[Data records]
* * *

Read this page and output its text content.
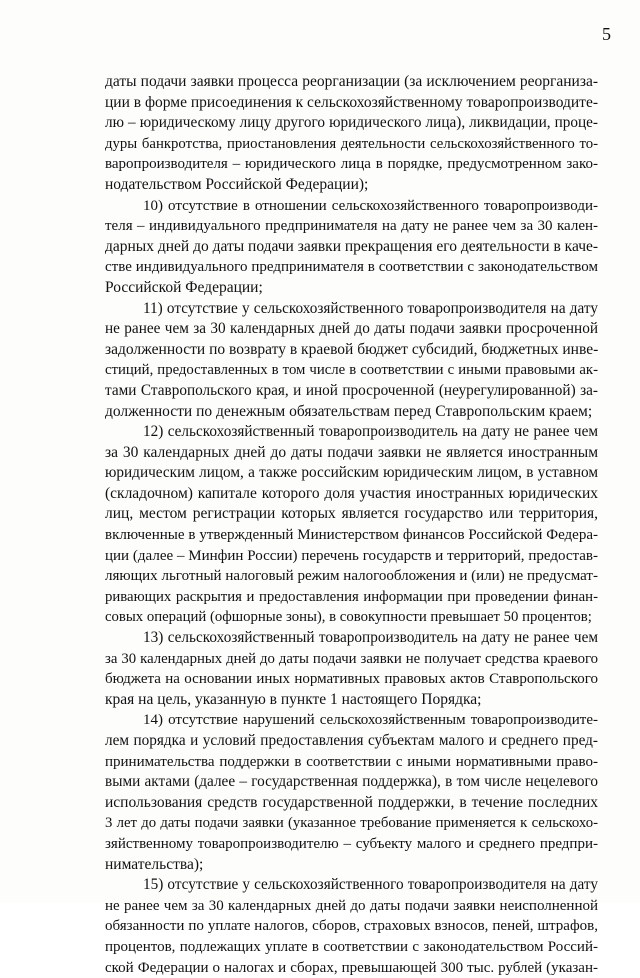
5

даты подачи заявки процесса реорганизации (за исключением реорганиза-

ции в форме присоединения к сельскохозяйственному товаропроизводите-

лю – юридическому лицу другого юридического лица), ликвидации, проце-

дуры банкротства, приостановления деятельности сельскохозяйственного то-

варопроизводителя – юридического лица в порядке, предусмотренном зако-

нодательством Российской Федерации);

10) отсутствие в отношении сельскохозяйственного товаропроизводи-

теля – индивидуального предпринимателя на дату не ранее чем за 30 кален-

дарных дней до даты подачи заявки прекращения его деятельности в каче-

стве индивидуального предпринимателя в соответствии с законодательством

Российской Федерации;

11) отсутствие у сельскохозяйственного товаропроизводителя на дату

не ранее чем за 30 календарных дней до даты подачи заявки просроченной

задолженности по возврату в краевой бюджет субсидий, бюджетных инве-

стиций, предоставленных в том числе в соответствии с иными правовыми ак-

тами Ставропольского края, и иной просроченной (неурегулированной) за-

долженности по денежным обязательствам перед Ставропольским краем;

12) сельскохозяйственный товаропроизводитель на дату не ранее чем

за 30 календарных дней до даты подачи заявки не является иностранным

юридическим лицом, а также российским юридическим лицом, в уставном

(складочном) капитале которого доля участия иностранных юридических

лиц, местом регистрации которых является государство или территория,

включенные в утвержденный Министерством финансов Российской Федера-

ции (далее – Минфин России) перечень государств и территорий, предостав-

ляющих льготный налоговый режим налогообложения и (или) не предусмат-

ривающих раскрытия и предоставления информации при проведении финан-

совых операций (офшорные зоны), в совокупности превышает 50 процентов;

13) сельскохозяйственный товаропроизводитель на дату не ранее чем

за 30 календарных дней до даты подачи заявки не получает средства краевого

бюджета на основании иных нормативных правовых актов Ставропольского

края на цель, указанную в пункте 1 настоящего Порядка;

14) отсутствие нарушений сельскохозяйственным товаропроизводите-

лем порядка и условий предоставления субъектам малого и среднего пред-

принимательства поддержки в соответствии с иными нормативными право-

выми актами (далее – государственная поддержка), в том числе нецелевого

использования средств государственной поддержки, в течение последних

3 лет до даты подачи заявки (указанное требование применяется к сельскохо-

зяйственному товаропроизводителю – субъекту малого и среднего предпри-

нимательства);

15) отсутствие у сельскохозяйственного товаропроизводителя на дату

не ранее чем за 30 календарных дней до даты подачи заявки неисполненной

обязанности по уплате налогов, сборов, страховых взносов, пеней, штрафов,

процентов, подлежащих уплате в соответствии с законодательством Россий-

ской Федерации о налогах и сборах, превышающей 300 тыс. рублей (указан-
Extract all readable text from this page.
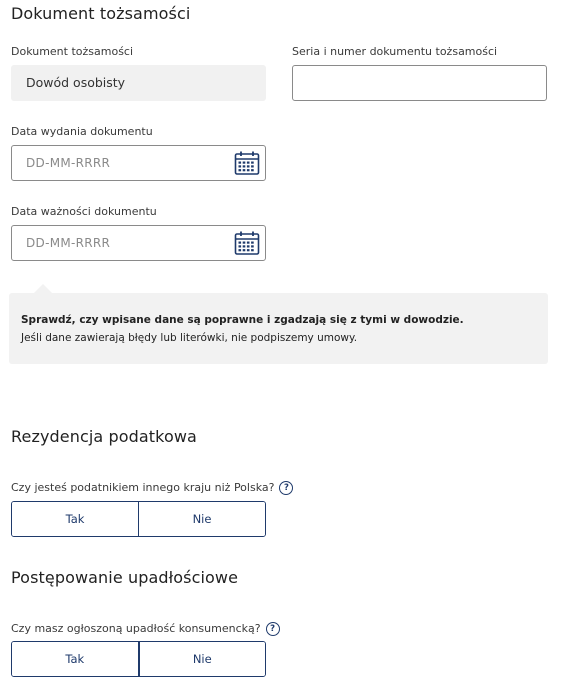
Dokument tożsamości
Dokument tożsamości
Dowód osobisty
Seria i numer dokumentu tożsamości
Data wydania dokumentu
DD-MM-RRRR
Data ważności dokumentu
DD-MM-RRRR
Sprawdź, czy wpisane dane są poprawne i zgadzają się z tymi w dowodzie.
Jeśli dane zawierają błędy lub literówki, nie podpiszemy umowy.
Rezydencja podatkowa
Czy jesteś podatnikiem innego kraju niż Polska? ?
Tak	Nie
Postępowanie upadłościowe
Czy masz ogłoszoną upadłość konsumencką? ?
Tak	Nie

* * *

[AIM OF THE EXERCISE]: For each line of the listing that holds the word "dokumentu", show that line.

[TASK ANSWER]:
Seria i numer dokumentu tożsamości
Data wydania dokumentu
Data ważności dokumentu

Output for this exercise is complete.